§ Task description
Copy every line from the records below that holds the word "title".

Figure data in JSON:
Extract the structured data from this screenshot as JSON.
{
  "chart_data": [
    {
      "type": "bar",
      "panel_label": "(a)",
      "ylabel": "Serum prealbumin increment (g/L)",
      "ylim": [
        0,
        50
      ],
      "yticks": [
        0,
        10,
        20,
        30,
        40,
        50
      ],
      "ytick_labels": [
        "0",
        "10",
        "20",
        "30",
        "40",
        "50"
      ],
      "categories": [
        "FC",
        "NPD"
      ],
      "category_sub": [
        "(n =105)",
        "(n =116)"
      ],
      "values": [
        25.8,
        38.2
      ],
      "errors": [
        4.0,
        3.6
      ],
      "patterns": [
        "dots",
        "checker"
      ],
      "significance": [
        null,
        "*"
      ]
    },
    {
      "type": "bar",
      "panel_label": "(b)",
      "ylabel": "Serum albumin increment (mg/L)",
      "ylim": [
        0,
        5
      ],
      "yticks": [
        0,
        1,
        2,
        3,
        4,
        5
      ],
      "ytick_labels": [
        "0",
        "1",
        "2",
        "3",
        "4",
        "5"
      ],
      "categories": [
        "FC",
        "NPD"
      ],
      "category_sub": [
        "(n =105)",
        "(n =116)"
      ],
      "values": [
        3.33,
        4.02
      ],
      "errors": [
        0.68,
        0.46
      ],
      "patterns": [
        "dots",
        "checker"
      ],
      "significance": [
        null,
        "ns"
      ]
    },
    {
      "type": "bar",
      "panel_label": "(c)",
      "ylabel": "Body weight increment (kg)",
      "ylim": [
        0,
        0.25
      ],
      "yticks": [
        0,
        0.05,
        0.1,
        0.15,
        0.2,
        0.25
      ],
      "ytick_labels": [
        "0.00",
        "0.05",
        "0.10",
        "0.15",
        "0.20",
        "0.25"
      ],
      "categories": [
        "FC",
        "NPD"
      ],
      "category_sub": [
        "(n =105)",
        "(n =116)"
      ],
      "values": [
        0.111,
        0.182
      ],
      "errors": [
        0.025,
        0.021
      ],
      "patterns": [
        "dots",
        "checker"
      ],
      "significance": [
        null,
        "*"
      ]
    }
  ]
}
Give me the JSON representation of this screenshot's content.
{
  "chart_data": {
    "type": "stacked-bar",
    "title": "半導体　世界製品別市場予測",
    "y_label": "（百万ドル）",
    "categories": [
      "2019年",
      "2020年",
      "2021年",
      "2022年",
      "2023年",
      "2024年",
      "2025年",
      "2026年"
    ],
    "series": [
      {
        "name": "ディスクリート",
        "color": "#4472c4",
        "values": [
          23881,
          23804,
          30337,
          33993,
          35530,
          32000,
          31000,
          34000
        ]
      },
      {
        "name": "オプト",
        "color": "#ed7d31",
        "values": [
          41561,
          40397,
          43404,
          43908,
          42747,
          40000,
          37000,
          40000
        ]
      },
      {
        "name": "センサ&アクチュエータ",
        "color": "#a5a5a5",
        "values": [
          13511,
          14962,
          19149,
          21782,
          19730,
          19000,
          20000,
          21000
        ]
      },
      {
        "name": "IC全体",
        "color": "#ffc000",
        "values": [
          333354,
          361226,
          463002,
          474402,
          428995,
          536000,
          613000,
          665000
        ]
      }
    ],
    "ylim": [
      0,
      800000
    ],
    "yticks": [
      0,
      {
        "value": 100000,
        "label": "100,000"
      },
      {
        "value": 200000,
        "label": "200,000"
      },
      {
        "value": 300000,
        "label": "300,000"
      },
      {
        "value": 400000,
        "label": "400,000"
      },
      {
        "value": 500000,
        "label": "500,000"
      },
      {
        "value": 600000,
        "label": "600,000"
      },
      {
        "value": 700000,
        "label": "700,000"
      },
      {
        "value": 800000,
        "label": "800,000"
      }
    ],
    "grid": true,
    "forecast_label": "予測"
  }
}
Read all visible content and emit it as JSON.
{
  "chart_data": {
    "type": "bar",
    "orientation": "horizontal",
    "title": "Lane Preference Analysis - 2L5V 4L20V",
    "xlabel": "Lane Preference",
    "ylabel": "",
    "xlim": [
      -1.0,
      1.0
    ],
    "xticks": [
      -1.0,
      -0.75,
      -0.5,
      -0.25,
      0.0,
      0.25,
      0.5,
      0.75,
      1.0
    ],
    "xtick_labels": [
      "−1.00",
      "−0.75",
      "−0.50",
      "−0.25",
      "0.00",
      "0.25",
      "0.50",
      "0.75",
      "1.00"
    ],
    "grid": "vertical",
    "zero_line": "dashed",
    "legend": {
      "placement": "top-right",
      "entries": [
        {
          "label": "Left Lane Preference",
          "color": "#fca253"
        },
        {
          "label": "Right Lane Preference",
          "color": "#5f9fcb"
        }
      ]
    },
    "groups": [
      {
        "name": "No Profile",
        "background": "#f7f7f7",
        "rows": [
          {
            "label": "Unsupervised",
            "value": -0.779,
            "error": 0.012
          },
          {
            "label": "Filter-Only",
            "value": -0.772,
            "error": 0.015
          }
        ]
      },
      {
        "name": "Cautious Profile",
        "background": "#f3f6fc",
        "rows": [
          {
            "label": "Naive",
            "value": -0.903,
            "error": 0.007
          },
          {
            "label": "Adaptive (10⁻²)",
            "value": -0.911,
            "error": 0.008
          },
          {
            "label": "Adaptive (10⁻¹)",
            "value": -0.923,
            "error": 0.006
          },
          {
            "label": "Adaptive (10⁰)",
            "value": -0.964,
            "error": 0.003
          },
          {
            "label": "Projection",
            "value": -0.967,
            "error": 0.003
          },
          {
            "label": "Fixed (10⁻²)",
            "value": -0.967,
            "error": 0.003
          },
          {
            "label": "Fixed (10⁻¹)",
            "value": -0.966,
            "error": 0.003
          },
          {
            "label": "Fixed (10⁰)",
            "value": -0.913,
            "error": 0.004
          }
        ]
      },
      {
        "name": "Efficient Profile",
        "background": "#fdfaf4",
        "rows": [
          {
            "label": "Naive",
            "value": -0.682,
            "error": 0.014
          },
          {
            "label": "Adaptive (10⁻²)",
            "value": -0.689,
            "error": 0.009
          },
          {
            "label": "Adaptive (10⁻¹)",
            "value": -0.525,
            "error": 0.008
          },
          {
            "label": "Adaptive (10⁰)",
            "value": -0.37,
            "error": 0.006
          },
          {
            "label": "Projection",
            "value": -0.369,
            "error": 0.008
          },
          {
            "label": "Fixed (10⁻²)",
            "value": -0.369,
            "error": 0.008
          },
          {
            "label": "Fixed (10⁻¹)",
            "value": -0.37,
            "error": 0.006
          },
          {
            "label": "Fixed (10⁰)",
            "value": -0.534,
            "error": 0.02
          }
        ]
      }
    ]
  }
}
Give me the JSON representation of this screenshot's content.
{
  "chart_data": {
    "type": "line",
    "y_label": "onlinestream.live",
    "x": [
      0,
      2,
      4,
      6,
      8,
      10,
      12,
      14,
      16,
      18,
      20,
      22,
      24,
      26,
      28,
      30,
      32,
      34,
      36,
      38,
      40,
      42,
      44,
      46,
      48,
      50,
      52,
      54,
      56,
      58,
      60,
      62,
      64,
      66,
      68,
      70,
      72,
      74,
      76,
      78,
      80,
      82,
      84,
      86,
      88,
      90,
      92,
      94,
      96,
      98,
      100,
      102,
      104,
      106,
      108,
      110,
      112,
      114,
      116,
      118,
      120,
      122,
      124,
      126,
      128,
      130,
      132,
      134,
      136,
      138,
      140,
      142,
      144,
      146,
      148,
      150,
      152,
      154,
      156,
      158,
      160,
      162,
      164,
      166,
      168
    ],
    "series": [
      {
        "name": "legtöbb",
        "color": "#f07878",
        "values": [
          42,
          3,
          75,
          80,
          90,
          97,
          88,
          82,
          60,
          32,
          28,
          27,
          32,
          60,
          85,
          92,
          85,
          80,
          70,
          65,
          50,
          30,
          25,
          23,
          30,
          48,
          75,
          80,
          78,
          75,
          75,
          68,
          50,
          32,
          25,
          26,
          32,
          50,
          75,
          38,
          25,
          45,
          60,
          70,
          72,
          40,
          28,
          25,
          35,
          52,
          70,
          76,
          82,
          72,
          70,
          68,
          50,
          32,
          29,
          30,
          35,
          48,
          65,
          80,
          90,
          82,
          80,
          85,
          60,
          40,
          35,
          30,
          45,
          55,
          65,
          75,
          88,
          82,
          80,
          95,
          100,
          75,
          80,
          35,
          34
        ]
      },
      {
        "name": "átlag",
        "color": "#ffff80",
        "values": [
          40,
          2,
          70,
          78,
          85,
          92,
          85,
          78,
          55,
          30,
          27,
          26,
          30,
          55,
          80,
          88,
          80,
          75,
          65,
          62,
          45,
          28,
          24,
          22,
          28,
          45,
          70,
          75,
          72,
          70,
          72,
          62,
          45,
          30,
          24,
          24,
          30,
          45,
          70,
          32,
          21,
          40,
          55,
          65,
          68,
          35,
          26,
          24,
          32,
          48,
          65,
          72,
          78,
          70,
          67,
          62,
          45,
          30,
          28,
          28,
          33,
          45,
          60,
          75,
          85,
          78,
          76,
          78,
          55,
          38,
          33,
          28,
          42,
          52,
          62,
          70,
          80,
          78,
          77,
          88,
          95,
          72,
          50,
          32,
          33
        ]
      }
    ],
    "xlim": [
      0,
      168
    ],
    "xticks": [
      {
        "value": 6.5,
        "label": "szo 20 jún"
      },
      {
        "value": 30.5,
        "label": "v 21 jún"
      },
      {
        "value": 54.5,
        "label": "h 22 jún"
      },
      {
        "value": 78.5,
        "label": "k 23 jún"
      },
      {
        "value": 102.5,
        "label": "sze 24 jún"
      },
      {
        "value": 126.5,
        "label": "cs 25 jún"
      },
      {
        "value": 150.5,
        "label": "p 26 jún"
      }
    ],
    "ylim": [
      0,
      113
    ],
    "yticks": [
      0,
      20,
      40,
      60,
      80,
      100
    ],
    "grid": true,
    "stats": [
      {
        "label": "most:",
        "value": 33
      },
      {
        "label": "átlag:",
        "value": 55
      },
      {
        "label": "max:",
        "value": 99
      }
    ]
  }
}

§ The answer
    "title": "半導体　世界製品別市場予測",
    "title": "Lane Preference Analysis - 2L5V 4L20V",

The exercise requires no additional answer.